* [Exercise details] Set down, in full, every record in the block.

_ _ _ _ _ _ _

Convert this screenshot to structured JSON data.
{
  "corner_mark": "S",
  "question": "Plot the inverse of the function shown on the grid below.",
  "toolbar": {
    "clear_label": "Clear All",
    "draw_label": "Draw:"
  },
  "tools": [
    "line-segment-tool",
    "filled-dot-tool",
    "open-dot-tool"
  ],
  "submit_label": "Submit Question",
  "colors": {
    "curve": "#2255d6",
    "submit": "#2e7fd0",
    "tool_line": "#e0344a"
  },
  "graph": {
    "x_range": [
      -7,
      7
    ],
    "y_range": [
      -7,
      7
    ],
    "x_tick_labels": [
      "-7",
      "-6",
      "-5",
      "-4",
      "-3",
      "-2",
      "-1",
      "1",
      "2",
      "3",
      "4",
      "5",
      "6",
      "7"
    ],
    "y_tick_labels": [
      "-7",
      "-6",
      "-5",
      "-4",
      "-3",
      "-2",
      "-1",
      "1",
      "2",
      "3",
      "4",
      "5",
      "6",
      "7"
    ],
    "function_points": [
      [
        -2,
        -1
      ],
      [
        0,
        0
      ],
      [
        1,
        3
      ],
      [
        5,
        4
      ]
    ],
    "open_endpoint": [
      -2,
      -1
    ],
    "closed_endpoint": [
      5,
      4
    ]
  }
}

_ _ _ _ _ _ _

* [Answer to the task]
Convert this screenshot to structured JSON data.
{
  "corner_mark": "S",
  "question": "Plot the inverse of the function shown on the grid below.",
  "toolbar": {
    "clear_label": "Clear All",
    "draw_label": "Draw:"
  },
  "tools": [
    "line-segment-tool",
    "filled-dot-tool",
    "open-dot-tool"
  ],
  "submit_label": "Submit Question",
  "colors": {
    "curve": "#2255d6",
    "submit": "#2e7fd0",
    "tool_line": "#e0344a"
  },
  "graph": {
    "x_range": [
      -7,
      7
    ],
    "y_range": [
      -7,
      7
    ],
    "x_tick_labels": [
      "-7",
      "-6",
      "-5",
      "-4",
      "-3",
      "-2",
      "-1",
      "1",
      "2",
      "3",
      "4",
      "5",
      "6",
      "7"
    ],
    "y_tick_labels": [
      "-7",
      "-6",
      "-5",
      "-4",
      "-3",
      "-2",
      "-1",
      "1",
      "2",
      "3",
      "4",
      "5",
      "6",
      "7"
    ],
    "function_points": [
      [
        -2,
        -1
      ],
      [
        0,
        0
      ],
      [
        1,
        3
      ],
      [
        5,
        4
      ]
    ],
    "open_endpoint": [
      -2,
      -1
    ],
    "closed_endpoint": [
      5,
      4
    ]
  }
}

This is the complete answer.